Data for this task =

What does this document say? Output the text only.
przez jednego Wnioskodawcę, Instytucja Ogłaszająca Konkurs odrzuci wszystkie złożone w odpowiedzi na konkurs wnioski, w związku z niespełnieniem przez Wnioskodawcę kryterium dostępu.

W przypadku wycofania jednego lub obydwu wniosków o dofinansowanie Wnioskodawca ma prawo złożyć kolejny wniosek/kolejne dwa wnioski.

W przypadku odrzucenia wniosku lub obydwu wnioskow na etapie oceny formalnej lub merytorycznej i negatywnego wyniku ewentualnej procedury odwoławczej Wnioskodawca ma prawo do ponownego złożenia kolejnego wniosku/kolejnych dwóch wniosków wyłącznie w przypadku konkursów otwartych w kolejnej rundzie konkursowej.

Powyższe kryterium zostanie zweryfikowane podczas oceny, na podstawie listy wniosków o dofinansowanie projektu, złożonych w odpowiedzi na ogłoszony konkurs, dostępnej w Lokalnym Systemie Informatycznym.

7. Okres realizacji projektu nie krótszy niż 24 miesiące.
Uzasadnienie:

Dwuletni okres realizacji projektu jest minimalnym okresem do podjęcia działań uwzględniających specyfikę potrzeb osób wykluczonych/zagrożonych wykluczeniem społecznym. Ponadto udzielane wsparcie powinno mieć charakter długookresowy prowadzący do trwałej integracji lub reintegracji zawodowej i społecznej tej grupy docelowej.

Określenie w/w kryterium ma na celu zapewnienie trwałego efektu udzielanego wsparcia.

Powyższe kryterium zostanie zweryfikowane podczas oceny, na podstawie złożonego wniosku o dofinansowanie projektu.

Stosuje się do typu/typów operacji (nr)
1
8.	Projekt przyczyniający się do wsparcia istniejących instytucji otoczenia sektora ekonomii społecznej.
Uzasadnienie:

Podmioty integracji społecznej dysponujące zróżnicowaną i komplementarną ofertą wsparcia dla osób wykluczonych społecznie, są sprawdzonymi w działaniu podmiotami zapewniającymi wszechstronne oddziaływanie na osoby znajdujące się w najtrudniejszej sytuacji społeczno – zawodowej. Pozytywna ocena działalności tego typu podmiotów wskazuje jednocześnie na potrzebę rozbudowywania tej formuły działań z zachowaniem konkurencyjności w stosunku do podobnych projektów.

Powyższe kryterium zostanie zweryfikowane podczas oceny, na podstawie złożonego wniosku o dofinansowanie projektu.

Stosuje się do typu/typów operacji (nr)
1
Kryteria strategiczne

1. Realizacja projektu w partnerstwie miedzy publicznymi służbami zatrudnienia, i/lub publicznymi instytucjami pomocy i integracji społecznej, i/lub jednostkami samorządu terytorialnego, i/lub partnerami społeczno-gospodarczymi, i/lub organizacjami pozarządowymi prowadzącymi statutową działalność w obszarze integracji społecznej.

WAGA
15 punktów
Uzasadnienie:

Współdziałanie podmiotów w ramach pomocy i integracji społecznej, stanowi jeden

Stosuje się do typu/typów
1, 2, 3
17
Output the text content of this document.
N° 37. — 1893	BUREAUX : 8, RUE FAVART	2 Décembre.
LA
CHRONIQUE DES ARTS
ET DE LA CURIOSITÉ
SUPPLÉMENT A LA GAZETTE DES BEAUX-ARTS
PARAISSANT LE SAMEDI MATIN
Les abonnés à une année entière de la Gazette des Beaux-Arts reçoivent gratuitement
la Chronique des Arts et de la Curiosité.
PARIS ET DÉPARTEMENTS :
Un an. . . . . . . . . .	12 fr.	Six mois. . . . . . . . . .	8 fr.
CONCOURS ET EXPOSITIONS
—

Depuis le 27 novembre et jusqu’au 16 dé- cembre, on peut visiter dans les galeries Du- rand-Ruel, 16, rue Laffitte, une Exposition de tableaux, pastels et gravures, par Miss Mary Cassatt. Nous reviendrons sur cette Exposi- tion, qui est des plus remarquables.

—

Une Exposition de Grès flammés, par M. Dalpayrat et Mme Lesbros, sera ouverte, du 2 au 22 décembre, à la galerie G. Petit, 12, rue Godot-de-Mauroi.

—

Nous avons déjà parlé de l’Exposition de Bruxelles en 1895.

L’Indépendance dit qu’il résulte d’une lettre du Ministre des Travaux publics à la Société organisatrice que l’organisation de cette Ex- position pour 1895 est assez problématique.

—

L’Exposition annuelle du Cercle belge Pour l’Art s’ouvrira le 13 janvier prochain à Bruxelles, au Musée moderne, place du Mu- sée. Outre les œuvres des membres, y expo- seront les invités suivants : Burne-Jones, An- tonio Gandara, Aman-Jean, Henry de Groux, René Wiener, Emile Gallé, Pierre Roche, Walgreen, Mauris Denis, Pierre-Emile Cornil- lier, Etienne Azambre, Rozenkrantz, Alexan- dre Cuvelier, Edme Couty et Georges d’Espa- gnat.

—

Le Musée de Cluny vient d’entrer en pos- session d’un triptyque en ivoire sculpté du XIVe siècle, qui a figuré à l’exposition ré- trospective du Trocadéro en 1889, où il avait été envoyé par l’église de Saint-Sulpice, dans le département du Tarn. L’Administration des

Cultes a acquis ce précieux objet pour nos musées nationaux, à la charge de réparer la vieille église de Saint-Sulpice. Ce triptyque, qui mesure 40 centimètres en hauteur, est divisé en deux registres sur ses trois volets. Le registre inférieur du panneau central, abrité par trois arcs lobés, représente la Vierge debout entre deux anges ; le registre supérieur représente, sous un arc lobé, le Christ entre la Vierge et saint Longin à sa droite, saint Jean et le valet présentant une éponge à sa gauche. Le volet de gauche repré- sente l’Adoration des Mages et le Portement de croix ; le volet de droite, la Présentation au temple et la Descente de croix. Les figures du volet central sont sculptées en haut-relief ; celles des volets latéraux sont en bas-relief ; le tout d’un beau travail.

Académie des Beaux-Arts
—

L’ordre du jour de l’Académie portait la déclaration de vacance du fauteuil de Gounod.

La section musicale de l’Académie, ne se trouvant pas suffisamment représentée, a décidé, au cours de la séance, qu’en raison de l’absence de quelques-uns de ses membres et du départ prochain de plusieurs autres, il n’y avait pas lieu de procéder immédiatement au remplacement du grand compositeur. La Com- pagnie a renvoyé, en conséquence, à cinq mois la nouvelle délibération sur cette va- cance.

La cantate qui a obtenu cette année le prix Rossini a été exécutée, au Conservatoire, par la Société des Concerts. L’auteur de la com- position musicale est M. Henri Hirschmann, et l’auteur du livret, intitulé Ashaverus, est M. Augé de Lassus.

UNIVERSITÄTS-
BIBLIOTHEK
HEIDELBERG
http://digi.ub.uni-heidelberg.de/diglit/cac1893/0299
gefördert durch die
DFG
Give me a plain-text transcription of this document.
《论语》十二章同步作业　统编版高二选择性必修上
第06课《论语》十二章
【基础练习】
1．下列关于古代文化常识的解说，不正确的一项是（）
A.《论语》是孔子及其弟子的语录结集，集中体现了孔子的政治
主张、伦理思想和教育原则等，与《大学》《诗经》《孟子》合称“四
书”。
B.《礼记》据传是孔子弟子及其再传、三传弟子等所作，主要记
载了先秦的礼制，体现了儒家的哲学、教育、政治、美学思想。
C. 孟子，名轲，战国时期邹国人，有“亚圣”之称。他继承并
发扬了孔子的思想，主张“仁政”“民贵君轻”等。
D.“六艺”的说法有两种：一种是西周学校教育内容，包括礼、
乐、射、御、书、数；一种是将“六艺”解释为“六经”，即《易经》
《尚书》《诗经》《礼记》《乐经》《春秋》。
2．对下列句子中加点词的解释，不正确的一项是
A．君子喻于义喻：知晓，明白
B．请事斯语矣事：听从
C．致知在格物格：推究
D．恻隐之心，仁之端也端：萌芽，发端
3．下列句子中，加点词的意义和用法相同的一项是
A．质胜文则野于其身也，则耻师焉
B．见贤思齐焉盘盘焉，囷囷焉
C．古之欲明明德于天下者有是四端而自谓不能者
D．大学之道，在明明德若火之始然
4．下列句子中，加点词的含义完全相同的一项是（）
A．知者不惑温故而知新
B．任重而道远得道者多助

Set task =
Copy exactly, word for word, the line with "Give me a plain-text" through the final line of the listing.

Task output =
Give me a plain-text transcription of this document.
《论语》十二章同步作业　统编版高二选择性必修上
第06课《论语》十二章
【基础练习】
1．下列关于古代文化常识的解说，不正确的一项是（）
A.《论语》是孔子及其弟子的语录结集，集中体现了孔子的政治
主张、伦理思想和教育原则等，与《大学》《诗经》《孟子》合称“四
书”。
B.《礼记》据传是孔子弟子及其再传、三传弟子等所作，主要记
载了先秦的礼制，体现了儒家的哲学、教育、政治、美学思想。
C. 孟子，名轲，战国时期邹国人，有“亚圣”之称。他继承并
发扬了孔子的思想，主张“仁政”“民贵君轻”等。
D.“六艺”的说法有两种：一种是西周学校教育内容，包括礼、
乐、射、御、书、数；一种是将“六艺”解释为“六经”，即《易经》
《尚书》《诗经》《礼记》《乐经》《春秋》。
2．对下列句子中加点词的解释，不正确的一项是
A．君子喻于义喻：知晓，明白
B．请事斯语矣事：听从
C．致知在格物格：推究
D．恻隐之心，仁之端也端：萌芽，发端
3．下列句子中，加点词的意义和用法相同的一项是
A．质胜文则野于其身也，则耻师焉
B．见贤思齐焉盘盘焉，囷囷焉
C．古之欲明明德于天下者有是四端而自谓不能者
D．大学之道，在明明德若火之始然
4．下列句子中，加点词的含义完全相同的一项是（）
A．知者不惑温故而知新
B．任重而道远得道者多助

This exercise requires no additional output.